_TASK TO CARRY OUT_.
Look through the material below. Copy every line with the string "marker" in it.

_RECORDS SHOWN_.
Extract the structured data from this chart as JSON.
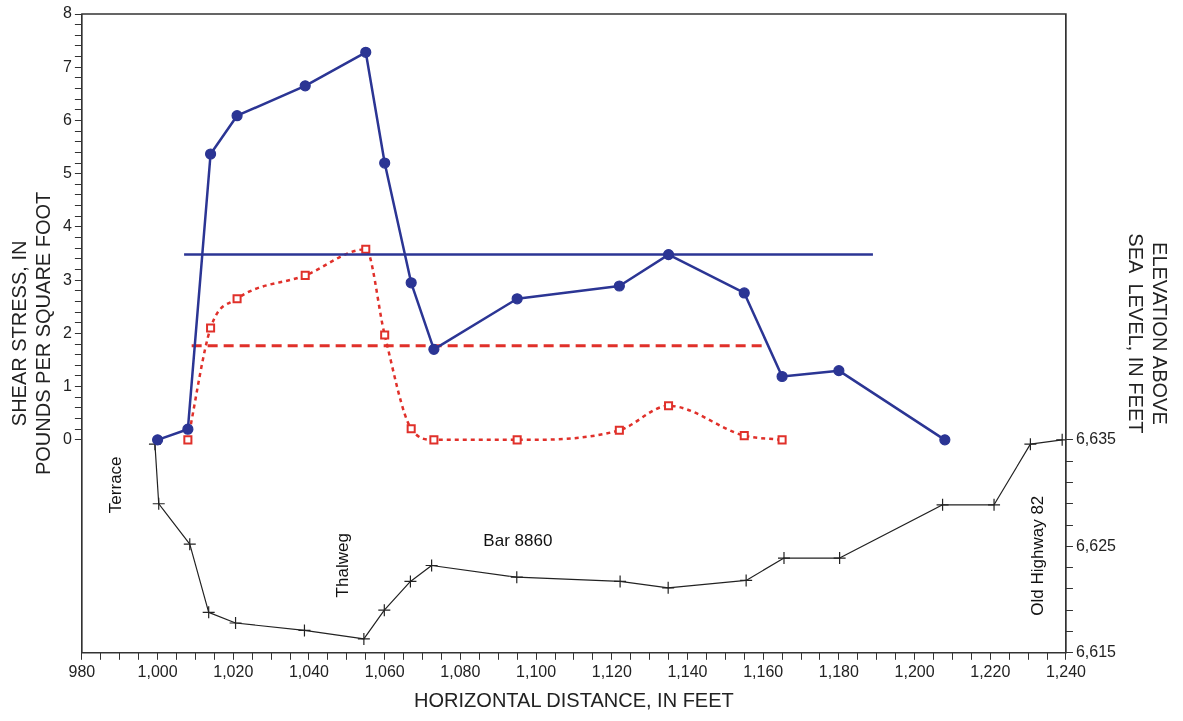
{
  "chart_data": {
    "type": "line",
    "xlabel": "HORIZONTAL DISTANCE, IN FEET",
    "ylabel": "SHEAR STRESS, IN\nPOUNDS PER SQUARE FOOT",
    "y2label": "ELEVATION ABOVE\nSEA  LEVEL, IN FEET",
    "xlim": [
      980,
      1240
    ],
    "xticks": [
      980,
      {
        "value": 985,
        "label": null
      },
      {
        "value": 990,
        "label": null
      },
      {
        "value": 995,
        "label": null
      },
      {
        "value": 1000,
        "label": "1,000"
      },
      {
        "value": 1005,
        "label": null
      },
      {
        "value": 1010,
        "label": null
      },
      {
        "value": 1015,
        "label": null
      },
      {
        "value": 1020,
        "label": "1,020"
      },
      {
        "value": 1025,
        "label": null
      },
      {
        "value": 1030,
        "label": null
      },
      {
        "value": 1035,
        "label": null
      },
      {
        "value": 1040,
        "label": "1,040"
      },
      {
        "value": 1045,
        "label": null
      },
      {
        "value": 1050,
        "label": null
      },
      {
        "value": 1055,
        "label": null
      },
      {
        "value": 1060,
        "label": "1,060"
      },
      {
        "value": 1065,
        "label": null
      },
      {
        "value": 1070,
        "label": null
      },
      {
        "value": 1075,
        "label": null
      },
      {
        "value": 1080,
        "label": "1,080"
      },
      {
        "value": 1085,
        "label": null
      },
      {
        "value": 1090,
        "label": null
      },
      {
        "value": 1095,
        "label": null
      },
      {
        "value": 1100,
        "label": "1,100"
      },
      {
        "value": 1105,
        "label": null
      },
      {
        "value": 1110,
        "label": null
      },
      {
        "value": 1115,
        "label": null
      },
      {
        "value": 1120,
        "label": "1,120"
      },
      {
        "value": 1125,
        "label": null
      },
      {
        "value": 1130,
        "label": null
      },
      {
        "value": 1135,
        "label": null
      },
      {
        "value": 1140,
        "label": "1,140"
      },
      {
        "value": 1145,
        "label": null
      },
      {
        "value": 1150,
        "label": null
      },
      {
        "value": 1155,
        "label": null
      },
      {
        "value": 1160,
        "label": "1,160"
      },
      {
        "value": 1165,
        "label": null
      },
      {
        "value": 1170,
        "label": null
      },
      {
        "value": 1175,
        "label": null
      },
      {
        "value": 1180,
        "label": "1,180"
      },
      {
        "value": 1185,
        "label": null
      },
      {
        "value": 1190,
        "label": null
      },
      {
        "value": 1195,
        "label": null
      },
      {
        "value": 1200,
        "label": "1,200"
      },
      {
        "value": 1205,
        "label": null
      },
      {
        "value": 1210,
        "label": null
      },
      {
        "value": 1215,
        "label": null
      },
      {
        "value": 1220,
        "label": "1,220"
      },
      {
        "value": 1225,
        "label": null
      },
      {
        "value": 1230,
        "label": null
      },
      {
        "value": 1235,
        "label": null
      },
      {
        "value": 1240,
        "label": "1,240"
      }
    ],
    "ylim": [
      -4,
      8
    ],
    "yticks": [
      0,
      {
        "value": 0.2,
        "label": null
      },
      {
        "value": 0.4,
        "label": null
      },
      {
        "value": 0.6,
        "label": null
      },
      {
        "value": 0.8,
        "label": null
      },
      1,
      {
        "value": 1.2,
        "label": null
      },
      {
        "value": 1.4,
        "label": null
      },
      {
        "value": 1.6,
        "label": null
      },
      {
        "value": 1.8,
        "label": null
      },
      2,
      {
        "value": 2.2,
        "label": null
      },
      {
        "value": 2.4,
        "label": null
      },
      {
        "value": 2.6,
        "label": null
      },
      {
        "value": 2.8,
        "label": null
      },
      3,
      {
        "value": 3.2,
        "label": null
      },
      {
        "value": 3.4,
        "label": null
      },
      {
        "value": 3.6,
        "label": null
      },
      {
        "value": 3.8,
        "label": null
      },
      4,
      {
        "value": 4.2,
        "label": null
      },
      {
        "value": 4.4,
        "label": null
      },
      {
        "value": 4.6,
        "label": null
      },
      {
        "value": 4.8,
        "label": null
      },
      5,
      {
        "value": 5.2,
        "label": null
      },
      {
        "value": 5.4,
        "label": null
      },
      {
        "value": 5.6,
        "label": null
      },
      {
        "value": 5.8,
        "label": null
      },
      6,
      {
        "value": 6.2,
        "label": null
      },
      {
        "value": 6.4,
        "label": null
      },
      {
        "value": 6.6,
        "label": null
      },
      {
        "value": 6.8,
        "label": null
      },
      7,
      {
        "value": 7.2,
        "label": null
      },
      {
        "value": 7.4,
        "label": null
      },
      {
        "value": 7.6,
        "label": null
      },
      {
        "value": 7.8,
        "label": null
      },
      8
    ],
    "y2lim": [
      6615,
      6675
    ],
    "y2ticks": [
      {
        "value": 6615,
        "label": "6,615"
      },
      {
        "value": 6617,
        "label": null
      },
      {
        "value": 6619,
        "label": null
      },
      {
        "value": 6621,
        "label": null
      },
      {
        "value": 6623,
        "label": null
      },
      {
        "value": 6625,
        "label": "6,625"
      },
      {
        "value": 6627,
        "label": null
      },
      {
        "value": 6629,
        "label": null
      },
      {
        "value": 6631,
        "label": null
      },
      {
        "value": 6633,
        "label": null
      },
      {
        "value": 6635,
        "label": "6,635"
      }
    ],
    "grid": false,
    "legend": false,
    "series": [
      {
        "color": "#2b3594",
        "marker": "circle",
        "line_style": "solid",
        "x": [
          1000,
          1008,
          1014,
          1021,
          1039,
          1055,
          1060,
          1067,
          1073,
          1095,
          1122,
          1135,
          1155,
          1165,
          1180,
          1208
        ],
        "values": [
          0,
          0.2,
          5.37,
          6.09,
          6.65,
          7.28,
          5.2,
          2.95,
          1.7,
          2.65,
          2.89,
          3.48,
          2.76,
          1.19,
          1.3,
          0
        ]
      },
      {
        "color": "#2b3594",
        "marker": "none",
        "line_style": "solid",
        "x": [
          1007,
          1189
        ],
        "values": [
          3.48,
          3.48
        ]
      },
      {
        "color": "#e0302a",
        "marker": "square",
        "line_style": "dotted",
        "x": [
          1008,
          1014,
          1021,
          1039,
          1055,
          1060,
          1067,
          1073,
          1095,
          1122,
          1135,
          1155,
          1165
        ],
        "values": [
          0,
          2.1,
          2.65,
          3.09,
          3.58,
          1.97,
          0.21,
          0,
          0,
          0.18,
          0.64,
          0.08,
          0
        ]
      },
      {
        "color": "#e0302a",
        "marker": "none",
        "line_style": "dashed",
        "x": [
          1009,
          1161
        ],
        "values": [
          1.77,
          1.77
        ]
      },
      {
        "color": "#222222",
        "marker": "cross",
        "line_style": "solid",
        "axis": "y2",
        "x": [
          999.3,
          1000.3,
          1008.5,
          1013.5,
          1020.6,
          1038.8,
          1054.5,
          1059.9,
          1066.8,
          1072.4,
          1094.9,
          1122.2,
          1134.9,
          1155.5,
          1165.5,
          1180.2,
          1207.4,
          1221,
          1230.6,
          1239
        ],
        "values": [
          6634.6,
          6629,
          6625.2,
          6618.8,
          6617.8,
          6617.1,
          6616.3,
          6619,
          6621.7,
          6623.2,
          6622.1,
          6621.7,
          6621.1,
          6621.8,
          6623.9,
          6623.9,
          6628.9,
          6628.9,
          6634.6,
          6635
        ]
      }
    ],
    "annotations": [
      "Terrace",
      "Thalweg",
      "Bar 8860",
      "Old Highway 82"
    ]
  }
}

_TASK SOLUTION_.
        "marker": "circle",
        "marker": "none",
        "marker": "square",
        "marker": "none",
        "marker": "cross",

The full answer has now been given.